** BEGIN DATA EXTRACT **

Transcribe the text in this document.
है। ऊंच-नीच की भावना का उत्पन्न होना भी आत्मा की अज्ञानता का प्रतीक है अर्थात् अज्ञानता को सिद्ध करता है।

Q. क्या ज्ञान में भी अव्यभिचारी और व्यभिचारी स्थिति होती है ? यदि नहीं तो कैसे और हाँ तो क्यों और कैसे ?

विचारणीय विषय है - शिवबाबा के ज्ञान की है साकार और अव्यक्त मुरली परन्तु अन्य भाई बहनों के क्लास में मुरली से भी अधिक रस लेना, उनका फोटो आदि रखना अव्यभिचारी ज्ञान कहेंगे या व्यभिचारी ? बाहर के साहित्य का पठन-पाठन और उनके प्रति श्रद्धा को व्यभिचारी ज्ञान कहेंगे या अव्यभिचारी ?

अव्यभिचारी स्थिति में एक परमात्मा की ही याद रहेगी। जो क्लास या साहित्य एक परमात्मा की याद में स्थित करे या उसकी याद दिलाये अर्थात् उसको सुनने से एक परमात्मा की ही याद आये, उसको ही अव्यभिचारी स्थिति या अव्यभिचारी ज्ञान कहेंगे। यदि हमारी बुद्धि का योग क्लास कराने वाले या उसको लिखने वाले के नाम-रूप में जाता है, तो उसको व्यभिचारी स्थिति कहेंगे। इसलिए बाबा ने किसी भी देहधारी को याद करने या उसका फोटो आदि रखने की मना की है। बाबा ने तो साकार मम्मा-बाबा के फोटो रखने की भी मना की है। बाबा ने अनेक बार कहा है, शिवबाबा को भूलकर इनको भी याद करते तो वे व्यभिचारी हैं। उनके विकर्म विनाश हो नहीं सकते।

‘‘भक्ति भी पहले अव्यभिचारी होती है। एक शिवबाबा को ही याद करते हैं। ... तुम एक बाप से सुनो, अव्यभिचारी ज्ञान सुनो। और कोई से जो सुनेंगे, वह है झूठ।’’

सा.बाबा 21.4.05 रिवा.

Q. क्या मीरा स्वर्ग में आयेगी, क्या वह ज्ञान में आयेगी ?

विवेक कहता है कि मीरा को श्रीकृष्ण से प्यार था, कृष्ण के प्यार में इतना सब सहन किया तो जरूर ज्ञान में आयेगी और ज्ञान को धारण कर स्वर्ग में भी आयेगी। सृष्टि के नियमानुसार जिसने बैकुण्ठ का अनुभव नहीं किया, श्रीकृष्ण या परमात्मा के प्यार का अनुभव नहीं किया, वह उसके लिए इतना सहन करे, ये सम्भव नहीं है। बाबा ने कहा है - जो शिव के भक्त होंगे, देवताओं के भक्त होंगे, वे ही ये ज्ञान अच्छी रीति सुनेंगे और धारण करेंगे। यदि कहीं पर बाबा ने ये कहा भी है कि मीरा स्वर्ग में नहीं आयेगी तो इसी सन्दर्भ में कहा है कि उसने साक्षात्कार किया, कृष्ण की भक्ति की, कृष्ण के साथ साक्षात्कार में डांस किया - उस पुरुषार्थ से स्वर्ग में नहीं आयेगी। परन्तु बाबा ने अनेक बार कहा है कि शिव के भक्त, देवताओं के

** END DATA EXTRACT **
** BEGIN DATA EXTRACT **

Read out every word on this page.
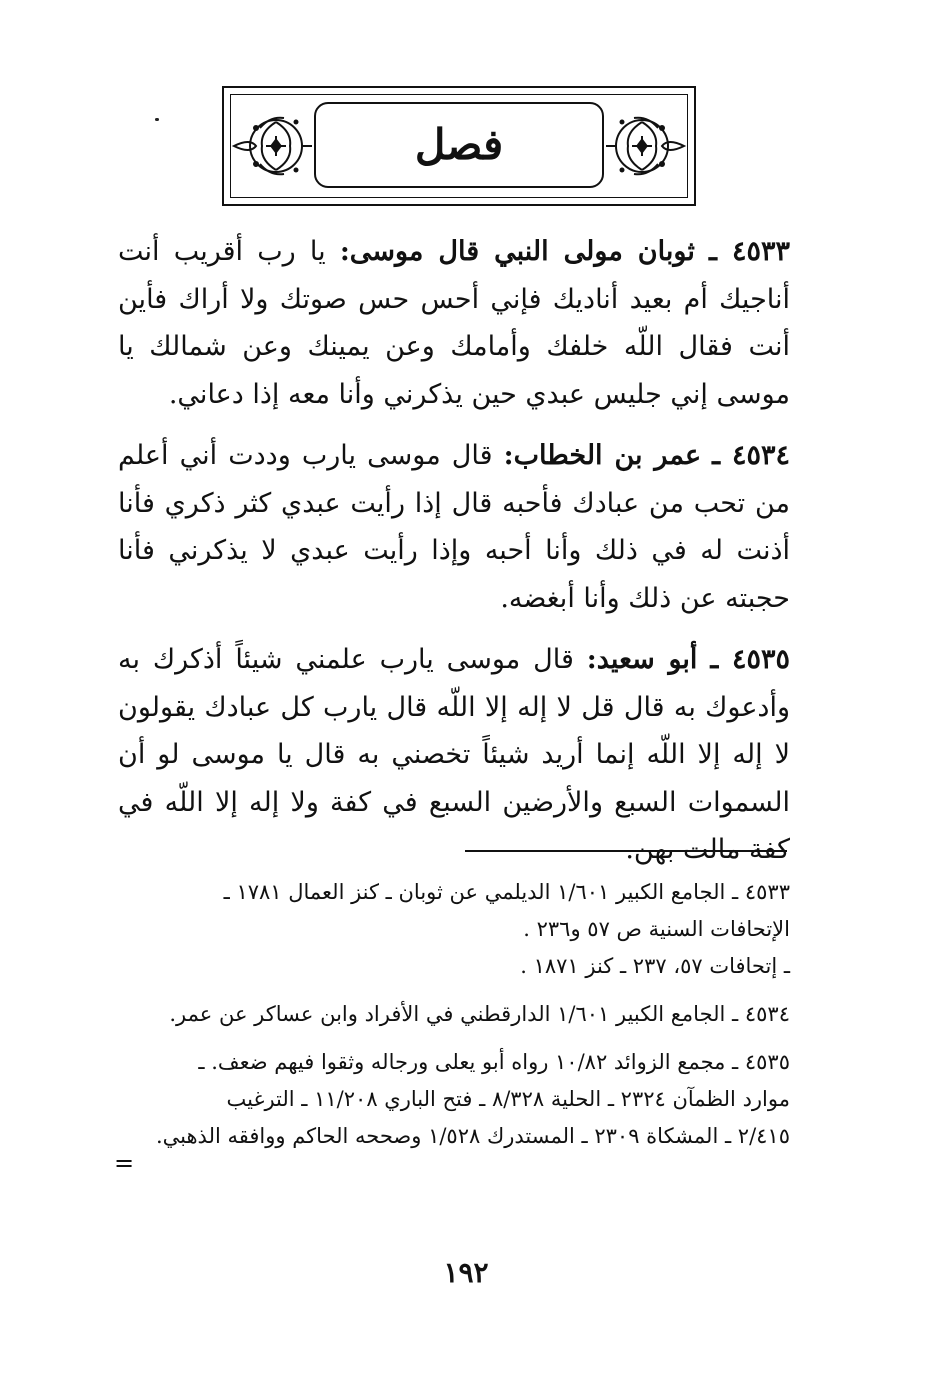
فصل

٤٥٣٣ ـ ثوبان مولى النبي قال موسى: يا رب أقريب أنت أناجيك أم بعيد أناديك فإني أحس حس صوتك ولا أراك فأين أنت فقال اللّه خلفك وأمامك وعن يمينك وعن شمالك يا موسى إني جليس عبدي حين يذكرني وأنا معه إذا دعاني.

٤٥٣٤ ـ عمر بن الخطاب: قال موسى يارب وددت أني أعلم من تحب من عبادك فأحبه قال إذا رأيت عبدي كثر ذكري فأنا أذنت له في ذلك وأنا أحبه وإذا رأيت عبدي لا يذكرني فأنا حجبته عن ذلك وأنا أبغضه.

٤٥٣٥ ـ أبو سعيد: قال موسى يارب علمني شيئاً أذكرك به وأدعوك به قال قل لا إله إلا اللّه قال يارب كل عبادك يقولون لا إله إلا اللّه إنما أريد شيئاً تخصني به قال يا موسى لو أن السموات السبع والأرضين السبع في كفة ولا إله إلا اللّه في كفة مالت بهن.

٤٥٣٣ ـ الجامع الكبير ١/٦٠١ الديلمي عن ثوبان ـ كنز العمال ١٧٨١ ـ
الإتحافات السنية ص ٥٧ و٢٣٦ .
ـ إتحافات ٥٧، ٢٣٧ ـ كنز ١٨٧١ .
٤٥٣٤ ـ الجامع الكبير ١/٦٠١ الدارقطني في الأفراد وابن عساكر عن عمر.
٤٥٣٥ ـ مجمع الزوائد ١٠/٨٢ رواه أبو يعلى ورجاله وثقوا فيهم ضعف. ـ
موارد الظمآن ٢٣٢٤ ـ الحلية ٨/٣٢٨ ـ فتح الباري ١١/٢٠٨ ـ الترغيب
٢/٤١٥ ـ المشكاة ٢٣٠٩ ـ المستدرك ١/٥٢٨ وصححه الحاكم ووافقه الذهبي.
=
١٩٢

** END DATA EXTRACT **
** BEGIN DATA EXTRACT **

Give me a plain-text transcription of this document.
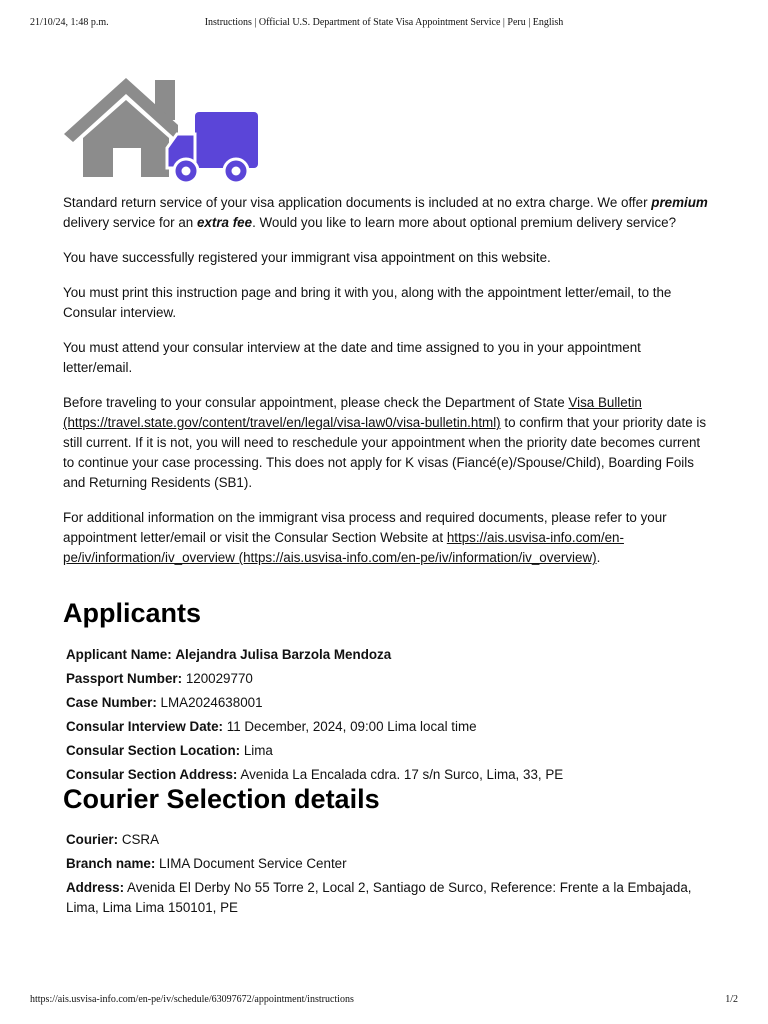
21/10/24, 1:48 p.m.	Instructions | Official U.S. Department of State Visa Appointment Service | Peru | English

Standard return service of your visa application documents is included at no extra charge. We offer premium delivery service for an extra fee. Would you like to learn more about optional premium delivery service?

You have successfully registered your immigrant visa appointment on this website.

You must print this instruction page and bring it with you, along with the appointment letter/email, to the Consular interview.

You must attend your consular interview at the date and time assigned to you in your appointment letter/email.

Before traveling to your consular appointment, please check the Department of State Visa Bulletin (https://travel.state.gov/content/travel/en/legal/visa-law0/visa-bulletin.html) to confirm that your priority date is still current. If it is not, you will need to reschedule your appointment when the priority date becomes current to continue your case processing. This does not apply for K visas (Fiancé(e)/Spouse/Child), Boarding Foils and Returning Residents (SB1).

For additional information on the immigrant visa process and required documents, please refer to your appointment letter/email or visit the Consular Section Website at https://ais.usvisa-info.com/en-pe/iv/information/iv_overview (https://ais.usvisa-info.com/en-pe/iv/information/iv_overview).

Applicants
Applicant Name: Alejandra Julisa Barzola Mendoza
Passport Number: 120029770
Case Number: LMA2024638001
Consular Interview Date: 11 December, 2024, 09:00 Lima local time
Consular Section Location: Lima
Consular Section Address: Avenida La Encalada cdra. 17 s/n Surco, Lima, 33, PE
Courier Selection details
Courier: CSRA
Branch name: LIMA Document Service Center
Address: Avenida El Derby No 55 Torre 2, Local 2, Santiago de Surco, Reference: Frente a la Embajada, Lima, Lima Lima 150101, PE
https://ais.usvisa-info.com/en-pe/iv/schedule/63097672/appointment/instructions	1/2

** END DATA EXTRACT **

EXERCISE AIM |
Extract each line from the listing that holds the word "وأنا".

OUTPUT FOR THIS TASK |
٤٥٣٣ ـ ثوبان مولى النبي قال موسى: يا رب أقريب أنت أناجيك أم بعيد أناديك فإني أحس حس صوتك ولا أراك فأين أنت فقال اللّه خلفك وأمامك وعن يمينك وعن شمالك يا موسى إني جليس عبدي حين يذكرني وأنا معه إذا دعاني.
٤٥٣٤ ـ عمر بن الخطاب: قال موسى يارب وددت أني أعلم من تحب من عبادك فأحبه قال إذا رأيت عبدي كثر ذكري فأنا أذنت له في ذلك وأنا أحبه وإذا رأيت عبدي لا يذكرني فأنا حجبته عن ذلك وأنا أبغضه.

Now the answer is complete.